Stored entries
------------------------------------

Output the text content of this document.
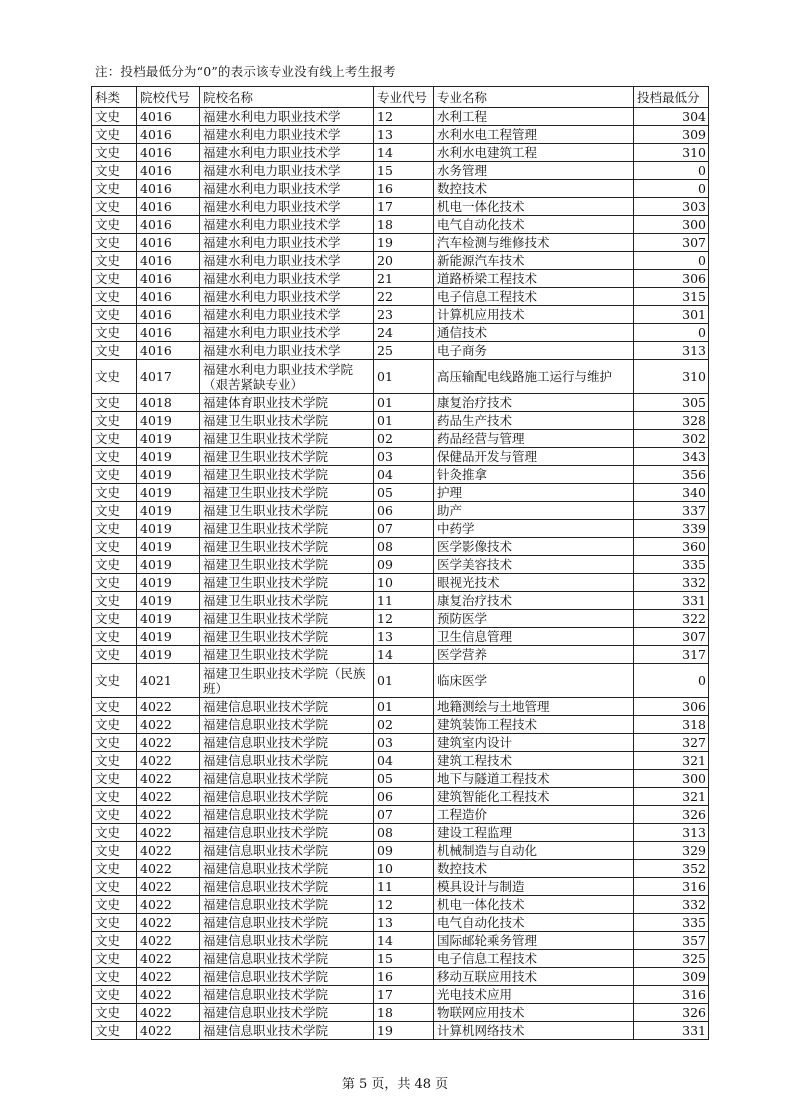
注：投档最低分为“0”的表示该专业没有线上考生报考
科类	院校代号	院校名称	专业代号	专业名称	投档最低分
文史	4016	福建水利电力职业技术学	12	水利工程	304
文史	4016	福建水利电力职业技术学	13	水利水电工程管理	309
文史	4016	福建水利电力职业技术学	14	水利水电建筑工程	310
文史	4016	福建水利电力职业技术学	15	水务管理	0
文史	4016	福建水利电力职业技术学	16	数控技术	0
文史	4016	福建水利电力职业技术学	17	机电一体化技术	303
文史	4016	福建水利电力职业技术学	18	电气自动化技术	300
文史	4016	福建水利电力职业技术学	19	汽车检测与维修技术	307
文史	4016	福建水利电力职业技术学	20	新能源汽车技术	0
文史	4016	福建水利电力职业技术学	21	道路桥梁工程技术	306
文史	4016	福建水利电力职业技术学	22	电子信息工程技术	315
文史	4016	福建水利电力职业技术学	23	计算机应用技术	301
文史	4016	福建水利电力职业技术学	24	通信技术	0
文史	4016	福建水利电力职业技术学	25	电子商务	313
文史	4017	福建水利电力职业技术学院（艰苦紧缺专业）	01	高压输配电线路施工运行与维护	310
文史	4018	福建体育职业技术学院	01	康复治疗技术	305
文史	4019	福建卫生职业技术学院	01	药品生产技术	328
文史	4019	福建卫生职业技术学院	02	药品经营与管理	302
文史	4019	福建卫生职业技术学院	03	保健品开发与管理	343
文史	4019	福建卫生职业技术学院	04	针灸推拿	356
文史	4019	福建卫生职业技术学院	05	护理	340
文史	4019	福建卫生职业技术学院	06	助产	337
文史	4019	福建卫生职业技术学院	07	中药学	339
文史	4019	福建卫生职业技术学院	08	医学影像技术	360
文史	4019	福建卫生职业技术学院	09	医学美容技术	335
文史	4019	福建卫生职业技术学院	10	眼视光技术	332
文史	4019	福建卫生职业技术学院	11	康复治疗技术	331
文史	4019	福建卫生职业技术学院	12	预防医学	322
文史	4019	福建卫生职业技术学院	13	卫生信息管理	307
文史	4019	福建卫生职业技术学院	14	医学营养	317
文史	4021	福建卫生职业技术学院（民族班）	01	临床医学	0
文史	4022	福建信息职业技术学院	01	地籍测绘与土地管理	306
文史	4022	福建信息职业技术学院	02	建筑装饰工程技术	318
文史	4022	福建信息职业技术学院	03	建筑室内设计	327
文史	4022	福建信息职业技术学院	04	建筑工程技术	321
文史	4022	福建信息职业技术学院	05	地下与隧道工程技术	300
文史	4022	福建信息职业技术学院	06	建筑智能化工程技术	321
文史	4022	福建信息职业技术学院	07	工程造价	326
文史	4022	福建信息职业技术学院	08	建设工程监理	313
文史	4022	福建信息职业技术学院	09	机械制造与自动化	329
文史	4022	福建信息职业技术学院	10	数控技术	352
文史	4022	福建信息职业技术学院	11	模具设计与制造	316
文史	4022	福建信息职业技术学院	12	机电一体化技术	332
文史	4022	福建信息职业技术学院	13	电气自动化技术	335
文史	4022	福建信息职业技术学院	14	国际邮轮乘务管理	357
文史	4022	福建信息职业技术学院	15	电子信息工程技术	325
文史	4022	福建信息职业技术学院	16	移动互联应用技术	309
文史	4022	福建信息职业技术学院	17	光电技术应用	316
文史	4022	福建信息职业技术学院	18	物联网应用技术	326
文史	4022	福建信息职业技术学院	19	计算机网络技术	331
第 5 页，共 48 页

------------------------------------

Say how many lines contain the string "机电一体化技术", giving nothing but the count.

2